___ Supplied data
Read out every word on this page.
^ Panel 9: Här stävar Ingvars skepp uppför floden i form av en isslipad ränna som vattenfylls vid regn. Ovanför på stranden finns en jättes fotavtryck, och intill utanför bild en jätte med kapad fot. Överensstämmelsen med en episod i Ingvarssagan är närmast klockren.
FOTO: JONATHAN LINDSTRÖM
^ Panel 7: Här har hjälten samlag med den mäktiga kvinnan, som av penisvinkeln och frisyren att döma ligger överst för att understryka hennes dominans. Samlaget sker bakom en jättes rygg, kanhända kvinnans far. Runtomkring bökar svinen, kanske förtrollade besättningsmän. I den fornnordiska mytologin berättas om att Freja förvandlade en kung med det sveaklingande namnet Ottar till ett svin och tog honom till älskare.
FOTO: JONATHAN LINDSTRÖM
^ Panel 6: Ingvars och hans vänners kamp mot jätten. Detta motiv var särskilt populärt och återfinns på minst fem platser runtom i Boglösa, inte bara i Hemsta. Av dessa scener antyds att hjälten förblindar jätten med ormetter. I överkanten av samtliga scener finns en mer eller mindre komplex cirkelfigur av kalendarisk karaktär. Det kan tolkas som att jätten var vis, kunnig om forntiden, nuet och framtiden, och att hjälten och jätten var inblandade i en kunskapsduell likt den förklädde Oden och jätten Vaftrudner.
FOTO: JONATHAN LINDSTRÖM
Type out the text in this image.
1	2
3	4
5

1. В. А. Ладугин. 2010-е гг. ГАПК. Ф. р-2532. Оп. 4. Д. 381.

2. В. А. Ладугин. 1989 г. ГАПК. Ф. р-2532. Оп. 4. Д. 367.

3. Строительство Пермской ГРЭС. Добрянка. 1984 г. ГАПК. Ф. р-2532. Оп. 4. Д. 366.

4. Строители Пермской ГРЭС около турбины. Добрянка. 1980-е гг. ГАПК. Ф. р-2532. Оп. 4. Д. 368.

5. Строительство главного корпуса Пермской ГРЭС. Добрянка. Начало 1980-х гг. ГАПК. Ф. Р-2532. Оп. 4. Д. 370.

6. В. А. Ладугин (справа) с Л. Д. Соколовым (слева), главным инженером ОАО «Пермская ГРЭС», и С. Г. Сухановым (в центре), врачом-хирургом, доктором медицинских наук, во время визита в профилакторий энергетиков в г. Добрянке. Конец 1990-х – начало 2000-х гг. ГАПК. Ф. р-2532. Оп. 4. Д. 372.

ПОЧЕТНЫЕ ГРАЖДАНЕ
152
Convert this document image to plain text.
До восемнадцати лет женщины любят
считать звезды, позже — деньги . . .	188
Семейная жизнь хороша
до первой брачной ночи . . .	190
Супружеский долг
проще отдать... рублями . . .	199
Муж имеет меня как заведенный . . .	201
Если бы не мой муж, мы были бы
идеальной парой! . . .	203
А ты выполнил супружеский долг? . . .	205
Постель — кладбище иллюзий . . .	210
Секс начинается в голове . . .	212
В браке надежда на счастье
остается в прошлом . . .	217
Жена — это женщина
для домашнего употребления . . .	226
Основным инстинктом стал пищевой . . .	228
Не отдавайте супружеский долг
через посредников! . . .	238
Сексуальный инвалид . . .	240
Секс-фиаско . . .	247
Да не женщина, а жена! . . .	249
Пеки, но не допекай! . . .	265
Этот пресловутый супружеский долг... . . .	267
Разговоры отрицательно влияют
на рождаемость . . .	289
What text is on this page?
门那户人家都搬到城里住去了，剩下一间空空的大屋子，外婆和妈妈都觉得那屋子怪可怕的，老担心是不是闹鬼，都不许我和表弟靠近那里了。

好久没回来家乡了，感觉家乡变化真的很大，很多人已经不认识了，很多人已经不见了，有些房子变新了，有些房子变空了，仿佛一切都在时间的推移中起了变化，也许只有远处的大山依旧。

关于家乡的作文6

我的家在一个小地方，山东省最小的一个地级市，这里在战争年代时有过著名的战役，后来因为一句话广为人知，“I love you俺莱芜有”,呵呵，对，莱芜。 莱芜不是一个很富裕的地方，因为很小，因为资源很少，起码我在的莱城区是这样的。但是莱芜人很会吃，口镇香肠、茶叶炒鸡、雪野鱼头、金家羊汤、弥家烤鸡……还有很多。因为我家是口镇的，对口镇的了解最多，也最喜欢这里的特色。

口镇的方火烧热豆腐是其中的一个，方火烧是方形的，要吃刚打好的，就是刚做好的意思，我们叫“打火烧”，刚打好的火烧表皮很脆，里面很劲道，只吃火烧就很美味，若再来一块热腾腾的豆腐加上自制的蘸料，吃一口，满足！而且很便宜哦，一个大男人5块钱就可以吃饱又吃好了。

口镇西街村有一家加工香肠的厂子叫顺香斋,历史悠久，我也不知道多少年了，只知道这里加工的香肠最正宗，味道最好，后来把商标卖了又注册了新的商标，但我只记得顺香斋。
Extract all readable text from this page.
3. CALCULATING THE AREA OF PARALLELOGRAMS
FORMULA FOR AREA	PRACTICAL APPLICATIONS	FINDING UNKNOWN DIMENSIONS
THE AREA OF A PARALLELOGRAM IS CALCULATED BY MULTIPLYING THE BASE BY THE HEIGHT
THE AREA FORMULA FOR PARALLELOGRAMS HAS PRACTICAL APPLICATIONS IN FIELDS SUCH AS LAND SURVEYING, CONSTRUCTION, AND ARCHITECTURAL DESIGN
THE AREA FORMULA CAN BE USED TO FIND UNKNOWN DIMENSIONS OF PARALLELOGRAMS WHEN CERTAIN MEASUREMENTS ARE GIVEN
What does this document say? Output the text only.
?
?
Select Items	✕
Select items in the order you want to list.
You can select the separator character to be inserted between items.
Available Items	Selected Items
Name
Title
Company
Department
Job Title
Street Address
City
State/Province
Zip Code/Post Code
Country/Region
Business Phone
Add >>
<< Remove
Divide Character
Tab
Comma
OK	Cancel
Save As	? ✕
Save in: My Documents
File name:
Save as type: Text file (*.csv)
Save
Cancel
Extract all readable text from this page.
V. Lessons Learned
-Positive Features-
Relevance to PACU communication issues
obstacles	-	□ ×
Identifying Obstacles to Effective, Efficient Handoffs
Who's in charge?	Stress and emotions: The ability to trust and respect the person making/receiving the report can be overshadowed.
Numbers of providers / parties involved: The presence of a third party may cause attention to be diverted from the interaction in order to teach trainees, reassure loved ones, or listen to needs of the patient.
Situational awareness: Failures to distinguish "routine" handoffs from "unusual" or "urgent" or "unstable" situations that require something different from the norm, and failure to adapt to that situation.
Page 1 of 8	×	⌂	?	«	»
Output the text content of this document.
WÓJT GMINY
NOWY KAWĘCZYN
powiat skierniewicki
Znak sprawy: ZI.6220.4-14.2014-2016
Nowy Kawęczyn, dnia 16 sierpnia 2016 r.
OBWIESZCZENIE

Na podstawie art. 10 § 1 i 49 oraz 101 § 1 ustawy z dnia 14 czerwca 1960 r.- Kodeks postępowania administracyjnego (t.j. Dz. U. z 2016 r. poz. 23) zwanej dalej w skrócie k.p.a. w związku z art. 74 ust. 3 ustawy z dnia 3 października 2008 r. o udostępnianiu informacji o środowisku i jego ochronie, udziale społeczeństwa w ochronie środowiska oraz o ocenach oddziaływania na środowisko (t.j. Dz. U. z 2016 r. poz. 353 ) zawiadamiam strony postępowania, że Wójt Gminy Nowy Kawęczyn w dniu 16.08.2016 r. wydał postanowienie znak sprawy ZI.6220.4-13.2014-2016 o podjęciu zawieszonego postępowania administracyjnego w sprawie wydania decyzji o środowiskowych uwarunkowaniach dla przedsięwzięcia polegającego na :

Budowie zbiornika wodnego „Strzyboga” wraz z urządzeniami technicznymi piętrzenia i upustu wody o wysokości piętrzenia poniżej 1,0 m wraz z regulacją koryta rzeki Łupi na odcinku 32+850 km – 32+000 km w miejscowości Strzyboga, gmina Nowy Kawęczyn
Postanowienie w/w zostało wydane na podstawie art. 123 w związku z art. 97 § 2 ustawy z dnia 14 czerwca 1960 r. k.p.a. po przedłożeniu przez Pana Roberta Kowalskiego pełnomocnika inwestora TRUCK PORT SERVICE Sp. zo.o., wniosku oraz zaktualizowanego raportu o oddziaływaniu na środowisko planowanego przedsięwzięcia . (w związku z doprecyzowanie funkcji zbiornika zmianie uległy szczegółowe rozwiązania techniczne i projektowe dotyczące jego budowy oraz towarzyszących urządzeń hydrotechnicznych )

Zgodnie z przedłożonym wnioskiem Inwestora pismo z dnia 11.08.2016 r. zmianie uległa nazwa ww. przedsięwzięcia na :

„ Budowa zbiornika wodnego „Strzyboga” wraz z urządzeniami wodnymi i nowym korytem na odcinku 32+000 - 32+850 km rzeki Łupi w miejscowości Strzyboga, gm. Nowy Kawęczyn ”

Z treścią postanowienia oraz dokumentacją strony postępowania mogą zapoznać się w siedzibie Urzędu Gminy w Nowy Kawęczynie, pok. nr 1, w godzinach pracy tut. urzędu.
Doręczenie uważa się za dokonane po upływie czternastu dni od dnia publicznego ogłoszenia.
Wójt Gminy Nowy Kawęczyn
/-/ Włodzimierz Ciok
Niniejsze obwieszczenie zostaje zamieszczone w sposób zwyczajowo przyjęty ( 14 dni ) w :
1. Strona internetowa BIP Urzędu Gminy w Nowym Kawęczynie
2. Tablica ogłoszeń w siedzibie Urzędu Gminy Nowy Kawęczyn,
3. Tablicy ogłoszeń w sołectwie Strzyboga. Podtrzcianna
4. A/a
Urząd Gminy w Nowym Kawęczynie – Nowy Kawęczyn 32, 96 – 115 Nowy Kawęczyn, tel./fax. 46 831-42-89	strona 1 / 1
______
## [Task to carry out]
Note each line of the entries that has "женщина" in it, and copy those lines.

## [Exercise solution]
Жена — это женщина
Да не женщина, а жена! . . .	249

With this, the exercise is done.